→ Objective
Read the lines below. Copy out any that hold the string "소지자의".

-- Start of Listed records --

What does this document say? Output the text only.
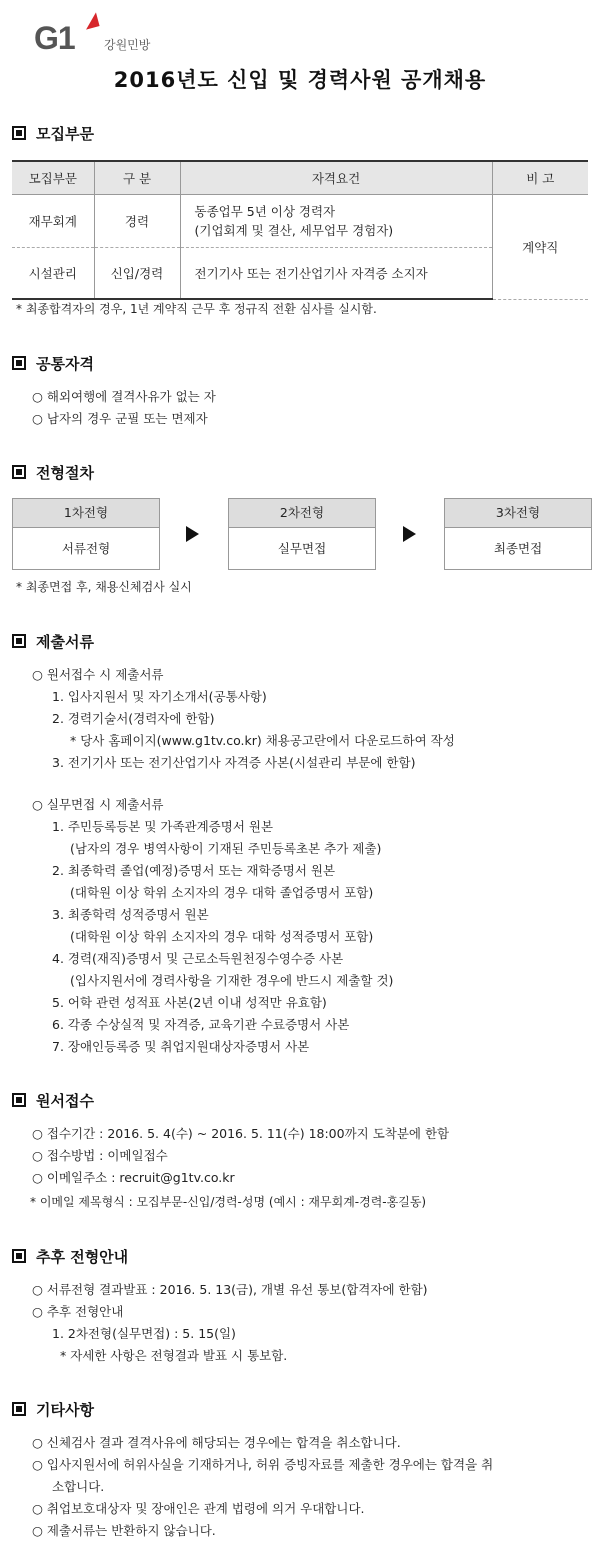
G1 강원민방
2016년도 신입 및 경력사원 공개채용
모집부문
모집부문	구 분	자격요건	비 고
재무회계	경력	동종업무 5년 이상 경력자
(기업회계 및 결산, 세무업무 경험자)	계약직
시설관리	신입/경력	전기기사 또는 전기산업기사 자격증 소지자	
* 최종합격자의 경우, 1년 계약직 근무 후 정규직 전환 심사를 실시함.
공통자격
○ 해외여행에 결격사유가 없는 자
○ 남자의 경우 군필 또는 면제자
전형절차
1차전형
서류전형
2차전형
실무면접
3차전형
최종면접
* 최종면접 후, 채용신체검사 실시
제출서류
○ 원서접수 시 제출서류
1. 입사지원서 및 자기소개서(공통사항)
2. 경력기술서(경력자에 한함)
* 당사 홈페이지(www.g1tv.co.kr) 채용공고란에서 다운로드하여 작성
3. 전기기사 또는 전기산업기사 자격증 사본(시설관리 부문에 한함)
○ 실무면접 시 제출서류
1. 주민등록등본 및 가족관계증명서 원본
(남자의 경우 병역사항이 기재된 주민등록초본 추가 제출)
2. 최종학력 졸업(예정)증명서 또는 재학증명서 원본
(대학원 이상 학위 소지자의 경우 대학 졸업증명서 포함)
3. 최종학력 성적증명서 원본
(대학원 이상 학위 소지자의 경우 대학 성적증명서 포함)
4. 경력(재직)증명서 및 근로소득원천징수영수증 사본
(입사지원서에 경력사항을 기재한 경우에 반드시 제출할 것)
5. 어학 관련 성적표 사본(2년 이내 성적만 유효함)
6. 각종 수상실적 및 자격증, 교육기관 수료증명서 사본
7. 장애인등록증 및 취업지원대상자증명서 사본
원서접수
○ 접수기간 : 2016. 5. 4(수) ~ 2016. 5. 11(수) 18:00까지 도착분에 한함
○ 접수방법 : 이메일접수
○ 이메일주소 : recruit@g1tv.co.kr
* 이메일 제목형식 : 모집부문-신입/경력-성명 (예시 : 재무회계-경력-홍길동)
추후 전형안내
○ 서류전형 결과발표 : 2016. 5. 13(금), 개별 유선 통보(합격자에 한함)
○ 추후 전형안내
1. 2차전형(실무면접) : 5. 15(일)
* 자세한 사항은 전형결과 발표 시 통보함.
기타사항
○ 신체검사 결과 결격사유에 해당되는 경우에는 합격을 취소합니다.
○ 입사지원서에 허위사실을 기재하거나, 허위 증빙자료를 제출한 경우에는 합격을 취
소합니다.
○ 취업보호대상자 및 장애인은 관계 법령에 의거 우대합니다.
○ 제출서류는 반환하지 않습니다.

-- End of Listed records --

→ In response
(대학원 이상 학위 소지자의 경우 대학 졸업증명서 포함)
(대학원 이상 학위 소지자의 경우 대학 성적증명서 포함)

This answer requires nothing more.